What the task asks:
Your job is to retype all of the data word for word, leaving every image out.

Data shown:
•••

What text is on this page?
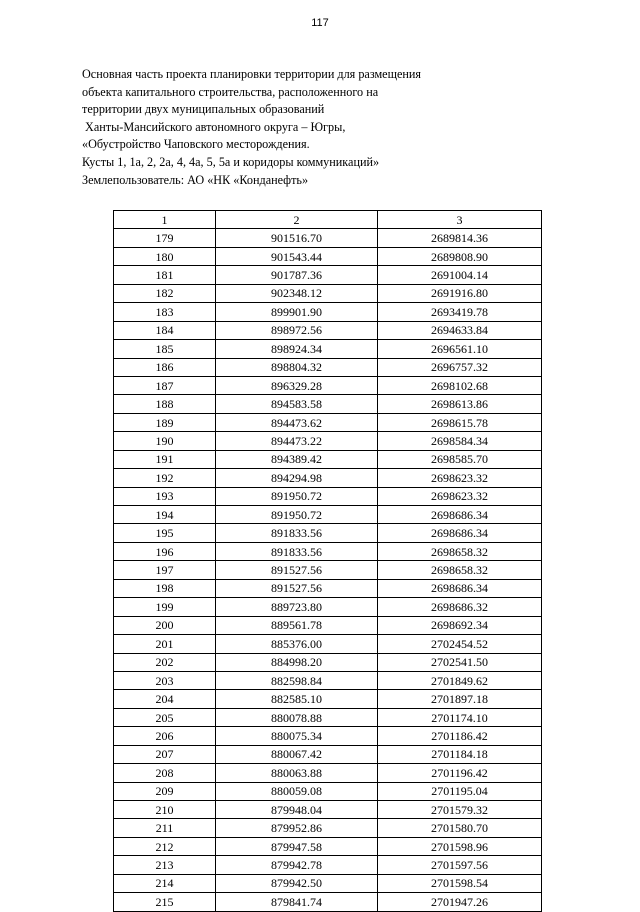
117
Основная часть проекта планировки территории для размещения
объекта капитального строительства, расположенного на
территории двух муниципальных образований
Ханты-Мансийского автономного округа – Югры,
«Обустройство Чаповского месторождения.
Кусты 1, 1а, 2, 2а, 4, 4а, 5, 5а и коридоры коммуникаций»
Землепользователь: АО «НК «Конданефть»
1	2	3
179	901516.70	2689814.36
180	901543.44	2689808.90
181	901787.36	2691004.14
182	902348.12	2691916.80
183	899901.90	2693419.78
184	898972.56	2694633.84
185	898924.34	2696561.10
186	898804.32	2696757.32
187	896329.28	2698102.68
188	894583.58	2698613.86
189	894473.62	2698615.78
190	894473.22	2698584.34
191	894389.42	2698585.70
192	894294.98	2698623.32
193	891950.72	2698623.32
194	891950.72	2698686.34
195	891833.56	2698686.34
196	891833.56	2698658.32
197	891527.56	2698658.32
198	891527.56	2698686.34
199	889723.80	2698686.32
200	889561.78	2698692.34
201	885376.00	2702454.52
202	884998.20	2702541.50
203	882598.84	2701849.62
204	882585.10	2701897.18
205	880078.88	2701174.10
206	880075.34	2701186.42
207	880067.42	2701184.18
208	880063.88	2701196.42
209	880059.08	2701195.04
210	879948.04	2701579.32
211	879952.86	2701580.70
212	879947.58	2701598.96
213	879942.78	2701597.56
214	879942.50	2701598.54
215	879841.74	2701947.26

•••

Solution for this exercise:
What text is on this page?
117
Основная часть проекта планировки территории для размещения
объекта капитального строительства, расположенного на
территории двух муниципальных образований
Ханты-Мансийского автономного округа – Югры,
«Обустройство Чаповского месторождения.
Кусты 1, 1а, 2, 2а, 4, 4а, 5, 5а и коридоры коммуникаций»
Землепользователь: АО «НК «Конданефть»
1	2	3
179	901516.70	2689814.36
180	901543.44	2689808.90
181	901787.36	2691004.14
182	902348.12	2691916.80
183	899901.90	2693419.78
184	898972.56	2694633.84
185	898924.34	2696561.10
186	898804.32	2696757.32
187	896329.28	2698102.68
188	894583.58	2698613.86
189	894473.62	2698615.78
190	894473.22	2698584.34
191	894389.42	2698585.70
192	894294.98	2698623.32
193	891950.72	2698623.32
194	891950.72	2698686.34
195	891833.56	2698686.34
196	891833.56	2698658.32
197	891527.56	2698658.32
198	891527.56	2698686.34
199	889723.80	2698686.32
200	889561.78	2698692.34
201	885376.00	2702454.52
202	884998.20	2702541.50
203	882598.84	2701849.62
204	882585.10	2701897.18
205	880078.88	2701174.10
206	880075.34	2701186.42
207	880067.42	2701184.18
208	880063.88	2701196.42
209	880059.08	2701195.04
210	879948.04	2701579.32
211	879952.86	2701580.70
212	879947.58	2701598.96
213	879942.78	2701597.56
214	879942.50	2701598.54
215	879841.74	2701947.26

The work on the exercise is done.